## Exercise requirements
Return the records that follow unaltered. Omit every picture.

------------------------------------

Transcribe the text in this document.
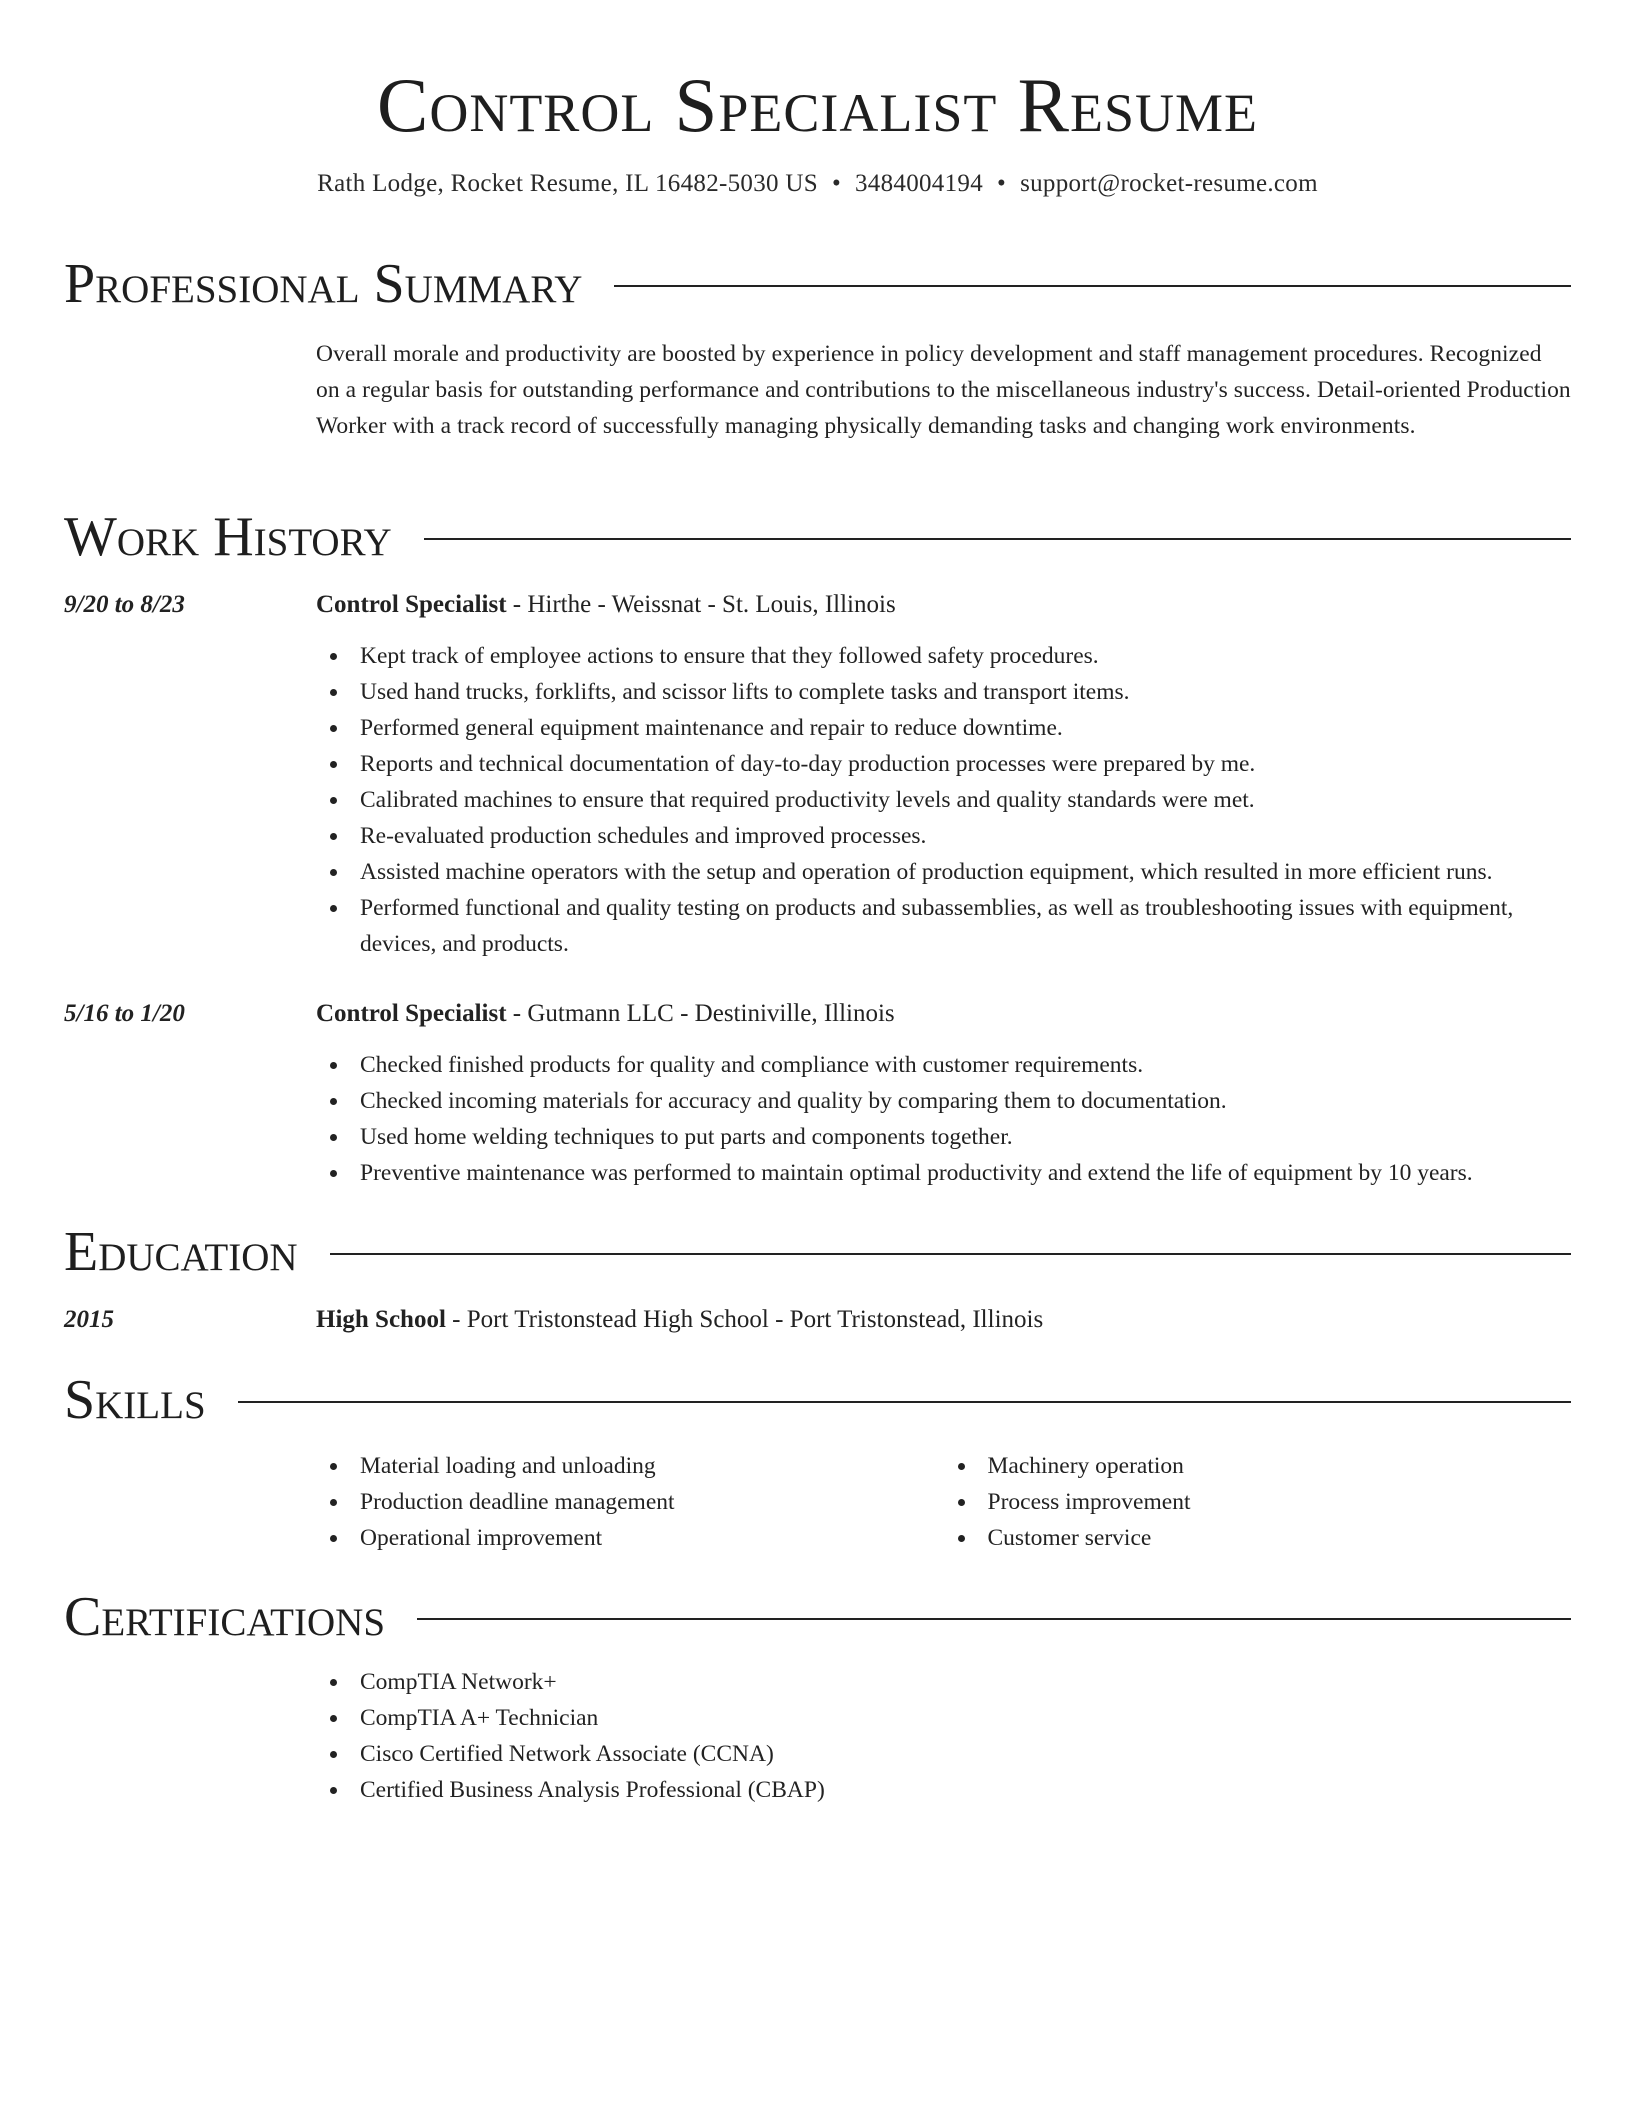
Control Specialist Resume
Rath Lodge, Rocket Resume, IL 16482-5030 US • 3484004194 • support@rocket-resume.com
Professional Summary
Overall morale and productivity are boosted by experience in policy development and staff management procedures. Recognized on a regular basis for outstanding performance and contributions to the miscellaneous industry's success. Detail-oriented Production Worker with a track record of successfully managing physically demanding tasks and changing work environments.
Work History
9/20 to 8/23	Control Specialist - Hirthe - Weissnat - St. Louis, Illinois
Kept track of employee actions to ensure that they followed safety procedures.
Used hand trucks, forklifts, and scissor lifts to complete tasks and transport items.
Performed general equipment maintenance and repair to reduce downtime.
Reports and technical documentation of day-to-day production processes were prepared by me.
Calibrated machines to ensure that required productivity levels and quality standards were met.
Re-evaluated production schedules and improved processes.
Assisted machine operators with the setup and operation of production equipment, which resulted in more efficient runs.
Performed functional and quality testing on products and subassemblies, as well as troubleshooting issues with equipment, devices, and products.
5/16 to 1/20	Control Specialist - Gutmann LLC - Destiniville, Illinois
Checked finished products for quality and compliance with customer requirements.
Checked incoming materials for accuracy and quality by comparing them to documentation.
Used home welding techniques to put parts and components together.
Preventive maintenance was performed to maintain optimal productivity and extend the life of equipment by 10 years.
Education
2015	High School - Port Tristonstead High School - Port Tristonstead, Illinois
Skills
Material loading and unloading
Production deadline management
Operational improvement
Machinery operation
Process improvement
Customer service
Certifications
CompTIA Network+
CompTIA A+ Technician
Cisco Certified Network Associate (CCNA)
Certified Business Analysis Professional (CBAP)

------------------------------------

## Answer to this exercise
Transcribe the text in this document.
Control Specialist Resume
Rath Lodge, Rocket Resume, IL 16482-5030 US • 3484004194 • support@rocket-resume.com
Professional Summary
Overall morale and productivity are boosted by experience in policy development and staff management procedures. Recognized on a regular basis for outstanding performance and contributions to the miscellaneous industry's success. Detail-oriented Production Worker with a track record of successfully managing physically demanding tasks and changing work environments.
Work History
9/20 to 8/23	Control Specialist - Hirthe - Weissnat - St. Louis, Illinois
Kept track of employee actions to ensure that they followed safety procedures.
Used hand trucks, forklifts, and scissor lifts to complete tasks and transport items.
Performed general equipment maintenance and repair to reduce downtime.
Reports and technical documentation of day-to-day production processes were prepared by me.
Calibrated machines to ensure that required productivity levels and quality standards were met.
Re-evaluated production schedules and improved processes.
Assisted machine operators with the setup and operation of production equipment, which resulted in more efficient runs.
Performed functional and quality testing on products and subassemblies, as well as troubleshooting issues with equipment, devices, and products.
5/16 to 1/20	Control Specialist - Gutmann LLC - Destiniville, Illinois
Checked finished products for quality and compliance with customer requirements.
Checked incoming materials for accuracy and quality by comparing them to documentation.
Used home welding techniques to put parts and components together.
Preventive maintenance was performed to maintain optimal productivity and extend the life of equipment by 10 years.
Education
2015	High School - Port Tristonstead High School - Port Tristonstead, Illinois
Skills
Material loading and unloading
Production deadline management
Operational improvement
Machinery operation
Process improvement
Customer service
Certifications
CompTIA Network+
CompTIA A+ Technician
Cisco Certified Network Associate (CCNA)
Certified Business Analysis Professional (CBAP)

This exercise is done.